Records for this exercise:
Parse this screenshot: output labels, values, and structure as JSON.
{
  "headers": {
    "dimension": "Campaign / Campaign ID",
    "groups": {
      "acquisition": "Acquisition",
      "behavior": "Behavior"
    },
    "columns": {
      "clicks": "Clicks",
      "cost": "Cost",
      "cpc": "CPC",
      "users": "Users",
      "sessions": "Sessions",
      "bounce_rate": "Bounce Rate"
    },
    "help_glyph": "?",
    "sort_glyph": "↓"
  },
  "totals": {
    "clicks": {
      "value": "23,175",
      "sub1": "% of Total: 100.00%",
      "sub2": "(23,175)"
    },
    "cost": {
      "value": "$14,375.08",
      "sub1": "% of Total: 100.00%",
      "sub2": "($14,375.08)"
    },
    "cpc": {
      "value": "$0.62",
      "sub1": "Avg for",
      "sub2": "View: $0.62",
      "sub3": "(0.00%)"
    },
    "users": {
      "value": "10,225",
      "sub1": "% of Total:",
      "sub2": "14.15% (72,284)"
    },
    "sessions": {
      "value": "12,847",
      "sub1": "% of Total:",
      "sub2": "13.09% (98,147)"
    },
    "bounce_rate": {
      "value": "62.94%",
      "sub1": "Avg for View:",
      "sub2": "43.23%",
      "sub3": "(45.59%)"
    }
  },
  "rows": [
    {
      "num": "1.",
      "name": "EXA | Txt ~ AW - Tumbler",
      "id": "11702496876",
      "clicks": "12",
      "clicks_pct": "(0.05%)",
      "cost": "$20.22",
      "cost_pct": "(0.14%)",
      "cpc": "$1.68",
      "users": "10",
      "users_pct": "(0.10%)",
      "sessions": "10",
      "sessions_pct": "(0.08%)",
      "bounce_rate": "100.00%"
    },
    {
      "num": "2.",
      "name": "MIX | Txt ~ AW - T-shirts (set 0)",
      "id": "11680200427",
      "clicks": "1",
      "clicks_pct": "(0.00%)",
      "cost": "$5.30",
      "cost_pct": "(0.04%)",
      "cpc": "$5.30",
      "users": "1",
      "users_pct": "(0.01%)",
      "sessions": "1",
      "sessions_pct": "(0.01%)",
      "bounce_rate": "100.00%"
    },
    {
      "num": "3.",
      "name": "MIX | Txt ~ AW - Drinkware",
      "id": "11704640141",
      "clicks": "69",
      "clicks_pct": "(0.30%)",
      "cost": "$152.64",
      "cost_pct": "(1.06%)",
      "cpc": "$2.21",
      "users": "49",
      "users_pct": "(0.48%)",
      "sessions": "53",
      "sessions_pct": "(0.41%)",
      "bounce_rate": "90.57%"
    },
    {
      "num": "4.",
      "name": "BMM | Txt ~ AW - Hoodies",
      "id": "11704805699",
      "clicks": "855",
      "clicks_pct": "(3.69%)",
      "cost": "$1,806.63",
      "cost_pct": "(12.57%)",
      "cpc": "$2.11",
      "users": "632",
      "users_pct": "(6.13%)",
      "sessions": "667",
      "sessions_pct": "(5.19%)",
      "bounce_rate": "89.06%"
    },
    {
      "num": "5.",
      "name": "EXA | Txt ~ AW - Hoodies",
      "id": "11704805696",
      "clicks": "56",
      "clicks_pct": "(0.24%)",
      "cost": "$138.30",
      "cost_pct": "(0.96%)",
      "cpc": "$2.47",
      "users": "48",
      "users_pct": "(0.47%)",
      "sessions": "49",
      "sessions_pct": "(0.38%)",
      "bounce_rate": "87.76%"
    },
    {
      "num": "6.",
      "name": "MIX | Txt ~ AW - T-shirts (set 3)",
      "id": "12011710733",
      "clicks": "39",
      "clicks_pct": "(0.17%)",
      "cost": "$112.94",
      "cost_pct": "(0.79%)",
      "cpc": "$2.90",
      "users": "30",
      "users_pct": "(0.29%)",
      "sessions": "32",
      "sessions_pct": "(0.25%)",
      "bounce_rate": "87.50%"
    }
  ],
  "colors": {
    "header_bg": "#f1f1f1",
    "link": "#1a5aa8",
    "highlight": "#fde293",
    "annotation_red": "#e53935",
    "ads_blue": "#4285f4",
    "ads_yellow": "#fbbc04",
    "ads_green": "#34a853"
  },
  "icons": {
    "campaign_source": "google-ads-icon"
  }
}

Work to be completed:
Gather all lines from the records above in which "Hoodies" appears.

Task result:
      "name": "BMM | Txt ~ AW - Hoodies",
      "name": "EXA | Txt ~ AW - Hoodies",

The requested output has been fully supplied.